» Task instructions:
Repeat the part of the text on CPU FLOPS and BLAS that opens with the words containing "With x86 CPUs" and closes with "many other routines.", swapping "dot product" for "inner product".

» Text section:
↓↓↓
With x86 CPUs many people expect to get the maximum FLOPS from the dot product

for(int i=0; i<n; i++) sum += a[i]*b[i];

but this turns out not to be the case.

What can give the maximum FLOPS is this

for(int i=0; i<n; i++) sum += k*a[i];

where k is a constant. Why is the CPU not optimized for the dot product? I can speculate. One of the things CPUs are optimized for is BLAS. BLAS is considering a building block of many other routines.

The Level-1 and Level-2 BLAS routines become memory bandwidth bound as n increases. It's only the Level-3 routines (e.g. Matrix Multiplication) which are capable of being compute bound. This is because the Level-3 computations go as n^3 and the reads as n^2. So the CPU is optimized for the Level-3 routines. The Level-3 routines don't need to optimize for a single dot product. They only need to read from one matrix per iteration (sum += k*a[i]).

From this we can conclude that the number of bits needed to be read each cycle to get the maximum FLOPS for the Level-3 routines is

read_size = SIMD_WIDTH * num_MAC

where num_MAC is the number of multiply–accumulate operations that can be done each cycle.

                   SIMD_WIDTH (bits)   num_MAC  read_size (bits)  ports used
Nehalem            128                 1         128              128-bits on port 2
Sandy Bridge       256                 1         256              128-bits port 2 and 3
Haswell            256                 2         512              256-bits port 2 and 3
Skylake            512                 2        1024              ?
↑↑↑
» Stored records:
↓↓↓
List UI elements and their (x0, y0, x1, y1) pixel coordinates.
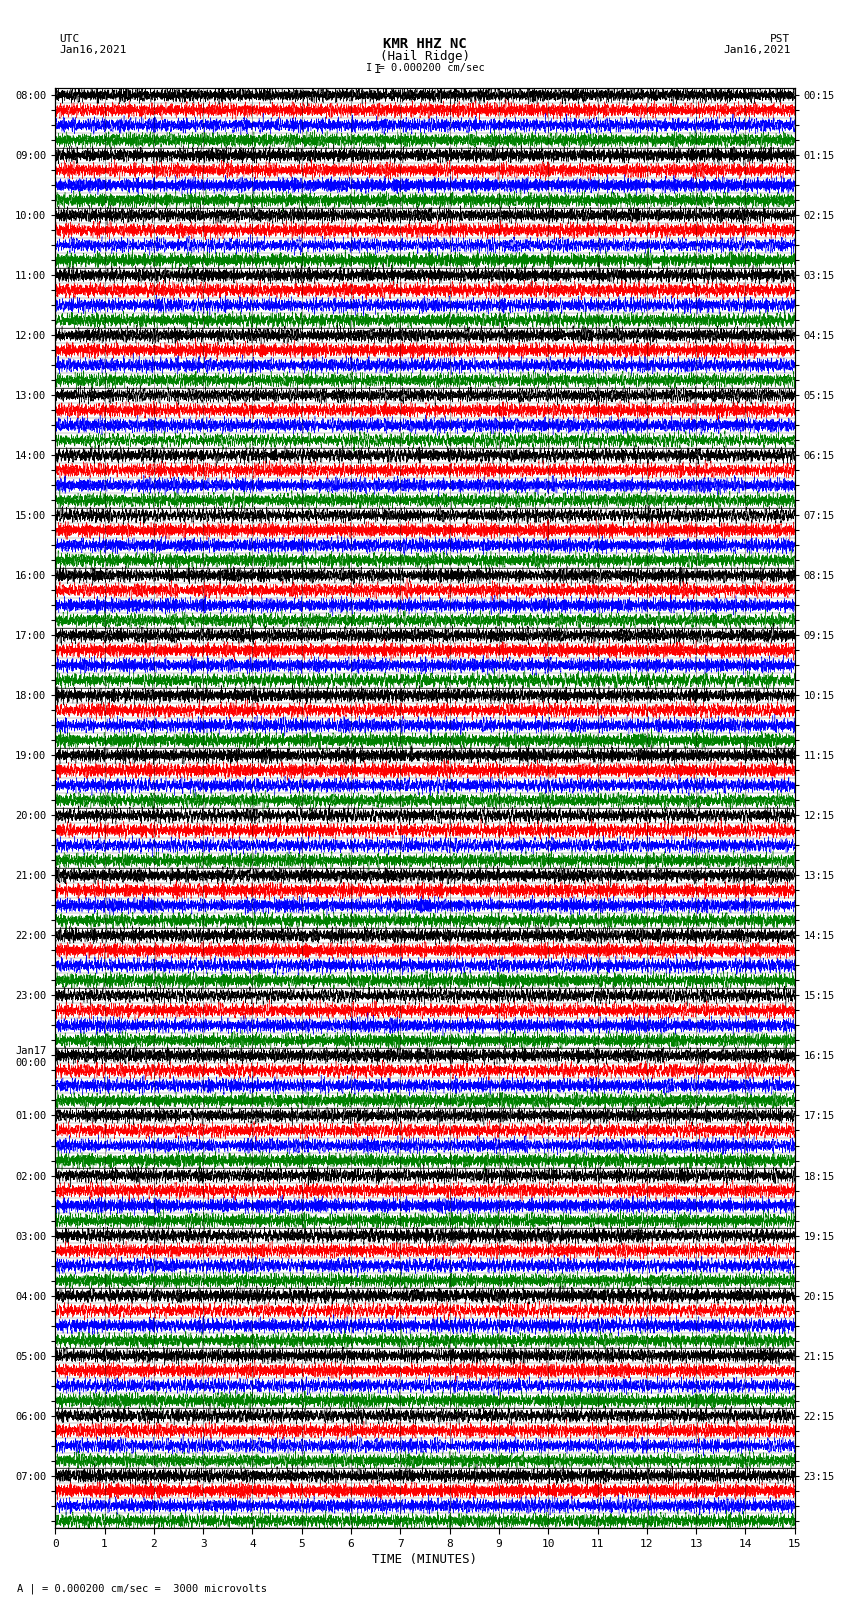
Text: (Hail Ridge): (Hail Ridge) (380, 50, 470, 63)
Text: I = 0.000200 cm/sec: I = 0.000200 cm/sec (366, 63, 484, 73)
Text: KMR HHZ NC: KMR HHZ NC (383, 37, 467, 52)
Text: Jan16,2021: Jan16,2021 (60, 45, 127, 55)
Text: PST: PST (770, 34, 790, 44)
Text: I: I (374, 63, 382, 76)
X-axis label: TIME (MINUTES): TIME (MINUTES) (372, 1553, 478, 1566)
Text: A | = 0.000200 cm/sec =  3000 microvolts: A | = 0.000200 cm/sec = 3000 microvolts (17, 1582, 267, 1594)
Text: Jan16,2021: Jan16,2021 (723, 45, 791, 55)
Text: UTC: UTC (60, 34, 80, 44)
↑↑↑
» Written reply:
With x86 CPUs many people expect to get the maximum FLOPS from the inner product

for(int i=0; i<n; i++) sum += a[i]*b[i];

but this turns out not to be the case.

What can give the maximum FLOPS is this

for(int i=0; i<n; i++) sum += k*a[i];

where k is a constant. Why is the CPU not optimized for the inner product? I can speculate. One of the things CPUs are optimized for is BLAS. BLAS is considering a building block of many other routines.